Selected passage:
** START **

The dead are naturally spared
this visit; it is only the living who can now complain, and it works
hardest on the once-active member of the guild – he is never
convinced that he can retire nor can he sound convincing to others
when he says he has retired, there being no pension or similar
benefits to be derived from quitting the typewriter. For him who
sits diligently at his desk, it’s a pleasing nuisance—someone
has taken notice, but why in this way? Casting about for an
explanation, he sees a reward in the thought that he gets a close
view, for a full half-hour at least, of the young generation.
It does not do to make denials:
“When did you start writing?” the kids ask. “A long time
ago,” the writer replies, but even as the kids dutifully write
this information in their notebooks, he doubts whether that is a
fact worthy of record. One knows that it was only yesterday that one
really started, that it was only yesterday that self-confidence
came, only yesterday when that big knotty problem one has been
working for months was somehow resolved. The more distant past has
been a hornet’s nest of dreams, frustrations, and adversity of the
more taxing kind, nightmares and worse of all, debts. There has been
no time for writing at all. He knew that becoming a writer is a
matter of self-appointment, a designation that can only be presented
to and approved by the commission of performance. And one hasn’t
been allowed that chance. Or, if yesterday had consisted of adequate
schooling, a comfortable home, perhaps even a good writing table
with a chrome-plated reading lamp to match, not to mention a library
overlooking a garden that has been photographed for the press,
one’s command of words has grown dubious, one’s spelling even
has become erratic, to say nothing of the fact that the big idea has
slipped away, and that against all this one’s only ally is
hope—whose loyalty, of course, is far from consistent.

** END **

Reproduce the text of the passage about the aging writer between "The dead are" and "the young generation.", inclusive, substituting "keyboard" for "typewriter".

Given information:
** START **

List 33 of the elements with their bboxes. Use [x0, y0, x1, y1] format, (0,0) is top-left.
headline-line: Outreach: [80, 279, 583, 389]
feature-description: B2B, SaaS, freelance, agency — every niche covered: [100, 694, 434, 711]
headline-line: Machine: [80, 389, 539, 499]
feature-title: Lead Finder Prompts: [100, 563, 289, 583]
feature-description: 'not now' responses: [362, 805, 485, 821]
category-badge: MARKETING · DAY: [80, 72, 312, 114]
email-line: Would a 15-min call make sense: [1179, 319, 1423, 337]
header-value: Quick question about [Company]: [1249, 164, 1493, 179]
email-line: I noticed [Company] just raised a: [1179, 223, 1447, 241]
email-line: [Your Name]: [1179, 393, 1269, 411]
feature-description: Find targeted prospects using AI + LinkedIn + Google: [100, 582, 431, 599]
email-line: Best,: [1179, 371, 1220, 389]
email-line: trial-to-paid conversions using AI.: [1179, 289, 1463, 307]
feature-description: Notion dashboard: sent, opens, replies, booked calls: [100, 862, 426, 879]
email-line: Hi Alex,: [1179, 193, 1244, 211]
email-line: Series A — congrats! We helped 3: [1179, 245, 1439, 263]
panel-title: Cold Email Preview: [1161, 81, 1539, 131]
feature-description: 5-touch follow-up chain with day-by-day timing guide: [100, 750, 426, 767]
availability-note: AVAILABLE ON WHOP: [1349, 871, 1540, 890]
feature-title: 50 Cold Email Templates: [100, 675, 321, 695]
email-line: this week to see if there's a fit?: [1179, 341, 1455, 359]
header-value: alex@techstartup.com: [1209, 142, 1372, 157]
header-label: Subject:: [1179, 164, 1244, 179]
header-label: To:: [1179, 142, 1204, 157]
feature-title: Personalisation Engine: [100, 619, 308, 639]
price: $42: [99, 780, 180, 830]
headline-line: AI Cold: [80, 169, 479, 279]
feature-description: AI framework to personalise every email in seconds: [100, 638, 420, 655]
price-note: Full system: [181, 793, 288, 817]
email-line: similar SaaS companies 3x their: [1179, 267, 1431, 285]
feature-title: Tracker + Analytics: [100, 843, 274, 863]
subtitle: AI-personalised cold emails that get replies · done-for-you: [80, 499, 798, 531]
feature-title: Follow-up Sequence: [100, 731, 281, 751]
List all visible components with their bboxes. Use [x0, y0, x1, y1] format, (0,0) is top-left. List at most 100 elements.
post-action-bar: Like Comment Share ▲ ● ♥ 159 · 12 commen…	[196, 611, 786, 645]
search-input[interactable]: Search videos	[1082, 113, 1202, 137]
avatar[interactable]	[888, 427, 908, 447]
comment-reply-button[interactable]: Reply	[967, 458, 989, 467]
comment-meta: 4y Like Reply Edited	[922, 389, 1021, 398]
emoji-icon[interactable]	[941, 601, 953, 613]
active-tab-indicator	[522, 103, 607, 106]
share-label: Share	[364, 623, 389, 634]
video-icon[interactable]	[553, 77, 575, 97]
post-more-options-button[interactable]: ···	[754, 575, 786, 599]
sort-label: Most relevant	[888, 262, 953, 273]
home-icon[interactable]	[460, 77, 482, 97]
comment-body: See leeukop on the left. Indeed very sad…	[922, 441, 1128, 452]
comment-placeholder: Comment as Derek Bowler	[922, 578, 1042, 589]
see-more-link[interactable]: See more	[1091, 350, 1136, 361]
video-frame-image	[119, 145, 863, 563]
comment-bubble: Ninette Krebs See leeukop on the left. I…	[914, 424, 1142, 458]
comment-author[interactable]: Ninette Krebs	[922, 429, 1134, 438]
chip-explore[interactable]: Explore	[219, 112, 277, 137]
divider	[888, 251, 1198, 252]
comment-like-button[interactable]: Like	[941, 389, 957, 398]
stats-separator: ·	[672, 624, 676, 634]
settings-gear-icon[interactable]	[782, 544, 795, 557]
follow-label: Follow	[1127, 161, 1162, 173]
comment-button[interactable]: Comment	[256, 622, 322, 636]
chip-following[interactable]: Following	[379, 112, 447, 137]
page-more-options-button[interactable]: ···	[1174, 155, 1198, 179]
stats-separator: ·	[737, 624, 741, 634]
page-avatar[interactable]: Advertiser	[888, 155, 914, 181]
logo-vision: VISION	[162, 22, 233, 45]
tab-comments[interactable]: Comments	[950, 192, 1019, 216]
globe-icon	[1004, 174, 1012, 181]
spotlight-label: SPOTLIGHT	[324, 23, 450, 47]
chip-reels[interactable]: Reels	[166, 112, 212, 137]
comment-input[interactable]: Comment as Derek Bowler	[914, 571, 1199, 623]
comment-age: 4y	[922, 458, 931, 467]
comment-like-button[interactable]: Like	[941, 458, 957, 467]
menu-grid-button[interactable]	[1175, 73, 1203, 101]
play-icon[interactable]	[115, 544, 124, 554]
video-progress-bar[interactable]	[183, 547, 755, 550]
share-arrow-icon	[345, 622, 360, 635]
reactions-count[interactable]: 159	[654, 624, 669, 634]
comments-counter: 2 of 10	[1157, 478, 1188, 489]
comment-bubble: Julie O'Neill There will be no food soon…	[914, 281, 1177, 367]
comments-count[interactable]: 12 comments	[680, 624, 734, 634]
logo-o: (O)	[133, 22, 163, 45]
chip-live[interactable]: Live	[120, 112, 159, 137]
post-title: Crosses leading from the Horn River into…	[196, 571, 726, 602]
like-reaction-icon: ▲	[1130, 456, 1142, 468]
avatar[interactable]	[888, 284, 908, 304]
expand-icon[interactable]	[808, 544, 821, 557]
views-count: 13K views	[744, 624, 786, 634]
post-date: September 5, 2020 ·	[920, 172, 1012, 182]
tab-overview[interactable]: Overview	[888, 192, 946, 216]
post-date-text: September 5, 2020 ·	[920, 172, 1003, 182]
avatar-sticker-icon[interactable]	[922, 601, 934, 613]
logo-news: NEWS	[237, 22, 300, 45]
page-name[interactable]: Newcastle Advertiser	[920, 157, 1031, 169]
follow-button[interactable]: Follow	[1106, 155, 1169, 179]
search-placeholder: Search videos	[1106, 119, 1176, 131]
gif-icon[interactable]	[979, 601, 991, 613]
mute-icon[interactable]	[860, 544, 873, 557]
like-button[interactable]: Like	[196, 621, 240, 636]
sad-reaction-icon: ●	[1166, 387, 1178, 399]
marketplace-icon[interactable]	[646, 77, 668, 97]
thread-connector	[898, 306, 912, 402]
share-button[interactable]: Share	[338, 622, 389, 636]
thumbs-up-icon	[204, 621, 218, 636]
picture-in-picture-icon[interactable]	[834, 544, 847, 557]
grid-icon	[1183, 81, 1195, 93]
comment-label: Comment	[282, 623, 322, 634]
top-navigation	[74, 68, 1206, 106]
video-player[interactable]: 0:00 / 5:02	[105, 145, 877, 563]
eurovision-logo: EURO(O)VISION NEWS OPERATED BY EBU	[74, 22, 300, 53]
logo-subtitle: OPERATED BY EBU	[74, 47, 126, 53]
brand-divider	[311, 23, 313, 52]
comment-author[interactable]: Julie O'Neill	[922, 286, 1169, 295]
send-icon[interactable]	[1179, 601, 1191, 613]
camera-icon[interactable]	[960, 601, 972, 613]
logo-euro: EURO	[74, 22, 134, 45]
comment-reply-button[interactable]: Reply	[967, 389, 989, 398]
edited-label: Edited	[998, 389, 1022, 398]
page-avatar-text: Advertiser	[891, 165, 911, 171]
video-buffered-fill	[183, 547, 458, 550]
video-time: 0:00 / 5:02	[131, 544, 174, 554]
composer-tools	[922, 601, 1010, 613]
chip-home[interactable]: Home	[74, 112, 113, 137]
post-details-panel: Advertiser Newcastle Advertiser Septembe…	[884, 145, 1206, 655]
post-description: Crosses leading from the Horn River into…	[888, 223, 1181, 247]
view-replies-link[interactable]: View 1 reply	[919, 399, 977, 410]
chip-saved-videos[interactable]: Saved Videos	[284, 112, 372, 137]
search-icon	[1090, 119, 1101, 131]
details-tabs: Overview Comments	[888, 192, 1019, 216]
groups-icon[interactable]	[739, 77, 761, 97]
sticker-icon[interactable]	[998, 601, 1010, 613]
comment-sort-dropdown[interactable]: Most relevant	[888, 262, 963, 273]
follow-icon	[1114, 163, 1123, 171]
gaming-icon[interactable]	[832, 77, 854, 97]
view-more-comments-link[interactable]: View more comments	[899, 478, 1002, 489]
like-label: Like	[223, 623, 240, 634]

** END **
** START **

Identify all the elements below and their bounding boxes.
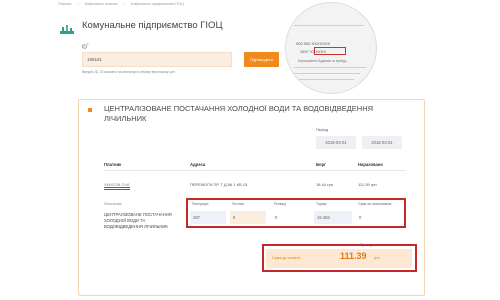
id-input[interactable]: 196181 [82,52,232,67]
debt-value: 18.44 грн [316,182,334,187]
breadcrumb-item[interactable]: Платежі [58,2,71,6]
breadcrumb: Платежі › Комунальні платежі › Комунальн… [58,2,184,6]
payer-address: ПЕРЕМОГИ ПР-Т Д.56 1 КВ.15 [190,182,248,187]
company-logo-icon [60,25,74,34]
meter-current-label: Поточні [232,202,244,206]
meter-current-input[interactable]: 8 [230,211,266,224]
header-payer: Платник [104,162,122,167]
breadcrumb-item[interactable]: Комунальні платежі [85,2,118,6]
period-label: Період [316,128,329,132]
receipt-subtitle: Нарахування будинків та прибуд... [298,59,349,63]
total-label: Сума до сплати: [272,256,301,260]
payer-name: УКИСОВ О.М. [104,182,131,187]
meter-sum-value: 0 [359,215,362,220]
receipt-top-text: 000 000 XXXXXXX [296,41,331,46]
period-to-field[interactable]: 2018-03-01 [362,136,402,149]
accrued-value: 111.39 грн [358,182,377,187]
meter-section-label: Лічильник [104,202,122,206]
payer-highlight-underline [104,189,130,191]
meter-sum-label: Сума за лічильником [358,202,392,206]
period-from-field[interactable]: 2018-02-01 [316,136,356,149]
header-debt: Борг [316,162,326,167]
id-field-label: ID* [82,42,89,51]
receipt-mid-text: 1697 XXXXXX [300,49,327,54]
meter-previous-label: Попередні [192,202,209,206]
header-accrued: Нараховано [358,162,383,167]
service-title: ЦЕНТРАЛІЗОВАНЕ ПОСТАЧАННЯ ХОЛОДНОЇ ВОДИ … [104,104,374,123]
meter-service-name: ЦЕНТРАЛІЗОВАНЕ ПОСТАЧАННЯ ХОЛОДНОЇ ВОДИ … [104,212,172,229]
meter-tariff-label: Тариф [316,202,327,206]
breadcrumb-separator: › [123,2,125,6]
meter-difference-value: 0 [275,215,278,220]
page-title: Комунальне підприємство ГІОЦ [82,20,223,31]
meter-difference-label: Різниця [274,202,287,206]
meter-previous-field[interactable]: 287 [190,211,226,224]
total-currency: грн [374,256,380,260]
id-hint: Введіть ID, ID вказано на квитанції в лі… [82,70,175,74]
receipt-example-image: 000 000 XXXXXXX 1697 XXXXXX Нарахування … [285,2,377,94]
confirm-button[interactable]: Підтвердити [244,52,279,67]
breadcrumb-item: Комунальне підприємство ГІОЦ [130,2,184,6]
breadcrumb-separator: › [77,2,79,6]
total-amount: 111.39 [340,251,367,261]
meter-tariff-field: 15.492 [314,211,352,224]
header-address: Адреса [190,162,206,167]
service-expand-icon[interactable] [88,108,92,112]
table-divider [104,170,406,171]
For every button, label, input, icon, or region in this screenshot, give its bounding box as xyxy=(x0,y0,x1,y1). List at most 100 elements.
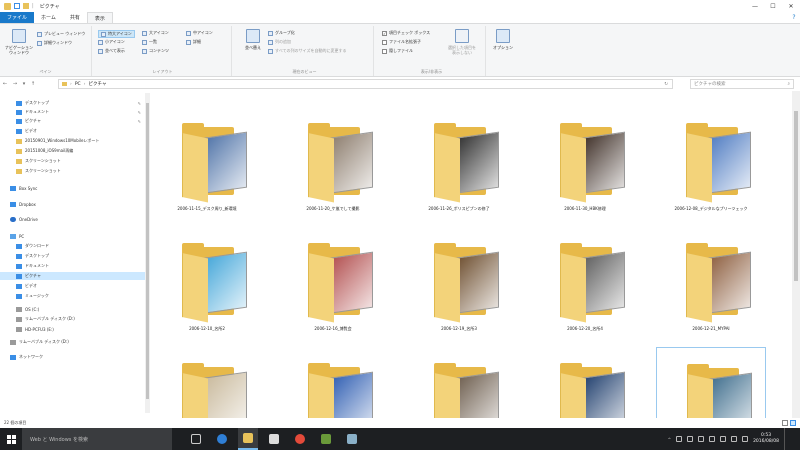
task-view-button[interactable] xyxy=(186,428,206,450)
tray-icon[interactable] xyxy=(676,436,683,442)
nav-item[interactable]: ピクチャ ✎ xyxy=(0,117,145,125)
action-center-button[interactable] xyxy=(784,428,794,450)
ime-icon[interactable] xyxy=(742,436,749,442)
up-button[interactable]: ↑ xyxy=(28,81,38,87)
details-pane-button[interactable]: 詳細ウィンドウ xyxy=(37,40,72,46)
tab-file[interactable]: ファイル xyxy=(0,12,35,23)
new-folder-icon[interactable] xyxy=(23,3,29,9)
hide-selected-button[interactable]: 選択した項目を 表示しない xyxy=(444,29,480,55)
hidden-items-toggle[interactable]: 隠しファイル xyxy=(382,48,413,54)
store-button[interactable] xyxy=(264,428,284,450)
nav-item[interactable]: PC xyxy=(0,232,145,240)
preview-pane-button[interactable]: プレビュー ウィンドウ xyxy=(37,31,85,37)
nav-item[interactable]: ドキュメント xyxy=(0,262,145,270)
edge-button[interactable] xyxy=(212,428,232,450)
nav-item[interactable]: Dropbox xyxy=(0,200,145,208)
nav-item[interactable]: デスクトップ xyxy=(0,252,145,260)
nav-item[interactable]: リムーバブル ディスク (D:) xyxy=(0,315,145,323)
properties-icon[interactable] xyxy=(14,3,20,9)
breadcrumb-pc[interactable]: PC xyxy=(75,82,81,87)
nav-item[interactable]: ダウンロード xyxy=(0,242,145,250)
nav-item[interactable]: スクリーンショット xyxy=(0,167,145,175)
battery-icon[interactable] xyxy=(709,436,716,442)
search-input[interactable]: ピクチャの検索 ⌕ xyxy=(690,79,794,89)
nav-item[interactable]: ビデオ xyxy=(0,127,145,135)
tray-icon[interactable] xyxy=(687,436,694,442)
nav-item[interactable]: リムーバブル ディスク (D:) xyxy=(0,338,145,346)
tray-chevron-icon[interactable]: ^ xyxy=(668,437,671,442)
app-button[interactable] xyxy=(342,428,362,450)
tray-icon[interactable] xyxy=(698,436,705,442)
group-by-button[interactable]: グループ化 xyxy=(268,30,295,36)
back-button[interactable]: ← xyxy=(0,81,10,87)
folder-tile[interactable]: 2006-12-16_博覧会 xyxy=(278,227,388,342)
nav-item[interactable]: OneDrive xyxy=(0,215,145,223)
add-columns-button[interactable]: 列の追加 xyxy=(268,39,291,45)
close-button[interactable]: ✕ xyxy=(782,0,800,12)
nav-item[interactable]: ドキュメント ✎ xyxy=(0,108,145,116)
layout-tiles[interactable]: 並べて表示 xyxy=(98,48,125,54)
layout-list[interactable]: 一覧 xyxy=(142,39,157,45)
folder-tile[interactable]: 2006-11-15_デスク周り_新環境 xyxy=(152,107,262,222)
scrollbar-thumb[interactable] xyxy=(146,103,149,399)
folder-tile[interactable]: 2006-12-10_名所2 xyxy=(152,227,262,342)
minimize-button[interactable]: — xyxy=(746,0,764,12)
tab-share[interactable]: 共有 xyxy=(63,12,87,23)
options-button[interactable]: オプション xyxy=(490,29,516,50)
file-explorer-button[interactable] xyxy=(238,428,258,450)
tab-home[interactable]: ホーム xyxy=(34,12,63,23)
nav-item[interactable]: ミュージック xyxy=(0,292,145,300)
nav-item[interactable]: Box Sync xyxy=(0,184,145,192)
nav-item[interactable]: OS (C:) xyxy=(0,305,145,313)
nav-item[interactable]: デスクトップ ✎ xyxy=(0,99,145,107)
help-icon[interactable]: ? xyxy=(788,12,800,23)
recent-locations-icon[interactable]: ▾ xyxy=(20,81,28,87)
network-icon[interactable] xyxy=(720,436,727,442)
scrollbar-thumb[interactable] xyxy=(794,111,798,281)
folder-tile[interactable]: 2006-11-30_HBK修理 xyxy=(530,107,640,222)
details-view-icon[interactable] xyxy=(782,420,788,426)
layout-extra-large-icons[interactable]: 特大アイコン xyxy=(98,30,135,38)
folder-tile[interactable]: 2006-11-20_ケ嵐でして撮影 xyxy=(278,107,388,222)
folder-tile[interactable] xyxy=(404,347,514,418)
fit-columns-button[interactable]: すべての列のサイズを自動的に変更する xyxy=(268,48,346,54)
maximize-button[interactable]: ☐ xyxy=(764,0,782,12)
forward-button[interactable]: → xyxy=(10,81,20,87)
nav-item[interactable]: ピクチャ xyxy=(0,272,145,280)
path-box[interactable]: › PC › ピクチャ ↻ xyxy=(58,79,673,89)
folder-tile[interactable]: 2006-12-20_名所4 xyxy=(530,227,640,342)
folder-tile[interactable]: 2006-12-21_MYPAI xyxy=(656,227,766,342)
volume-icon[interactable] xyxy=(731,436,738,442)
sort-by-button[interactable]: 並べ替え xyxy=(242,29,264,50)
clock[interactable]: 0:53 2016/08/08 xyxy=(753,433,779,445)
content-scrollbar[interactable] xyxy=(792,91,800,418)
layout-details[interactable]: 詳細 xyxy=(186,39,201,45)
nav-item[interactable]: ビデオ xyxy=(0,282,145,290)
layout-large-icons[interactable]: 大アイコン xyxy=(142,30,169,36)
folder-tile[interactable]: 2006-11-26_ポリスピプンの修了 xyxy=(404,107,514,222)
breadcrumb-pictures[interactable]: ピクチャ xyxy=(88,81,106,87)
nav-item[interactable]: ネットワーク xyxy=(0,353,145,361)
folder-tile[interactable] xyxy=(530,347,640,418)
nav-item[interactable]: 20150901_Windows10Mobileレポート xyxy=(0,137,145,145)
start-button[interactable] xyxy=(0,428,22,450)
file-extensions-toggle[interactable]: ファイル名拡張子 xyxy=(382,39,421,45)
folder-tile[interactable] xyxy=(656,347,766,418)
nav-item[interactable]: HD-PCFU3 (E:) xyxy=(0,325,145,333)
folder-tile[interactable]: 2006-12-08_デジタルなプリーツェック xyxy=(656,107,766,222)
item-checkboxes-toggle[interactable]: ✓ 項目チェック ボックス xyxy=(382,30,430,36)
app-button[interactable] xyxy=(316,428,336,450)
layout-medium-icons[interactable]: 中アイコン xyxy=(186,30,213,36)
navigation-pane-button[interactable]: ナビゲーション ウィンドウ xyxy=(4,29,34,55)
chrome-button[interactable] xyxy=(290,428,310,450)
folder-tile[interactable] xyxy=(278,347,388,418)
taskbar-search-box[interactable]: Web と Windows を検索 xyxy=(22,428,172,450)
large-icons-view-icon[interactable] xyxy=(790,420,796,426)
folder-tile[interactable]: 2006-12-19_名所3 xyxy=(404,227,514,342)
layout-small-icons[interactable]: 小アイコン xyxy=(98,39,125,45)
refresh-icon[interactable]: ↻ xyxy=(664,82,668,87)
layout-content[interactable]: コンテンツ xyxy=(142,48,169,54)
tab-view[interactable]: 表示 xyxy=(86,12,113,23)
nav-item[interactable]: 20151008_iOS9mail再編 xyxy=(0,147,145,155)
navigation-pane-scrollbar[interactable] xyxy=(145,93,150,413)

** END **

The reply:
The dead are naturally spared
this visit; it is only the living who can now complain, and it works
hardest on the once-active member of the guild – he is never
convinced that he can retire nor can he sound convincing to others
when he says he has retired, there being no pension or similar
benefits to be derived from quitting the keyboard. For him who
sits diligently at his desk, it’s a pleasing nuisance—someone
has taken notice, but why in this way? Casting about for an
explanation, he sees a reward in the thought that he gets a close
view, for a full half-hour at least, of the young generation.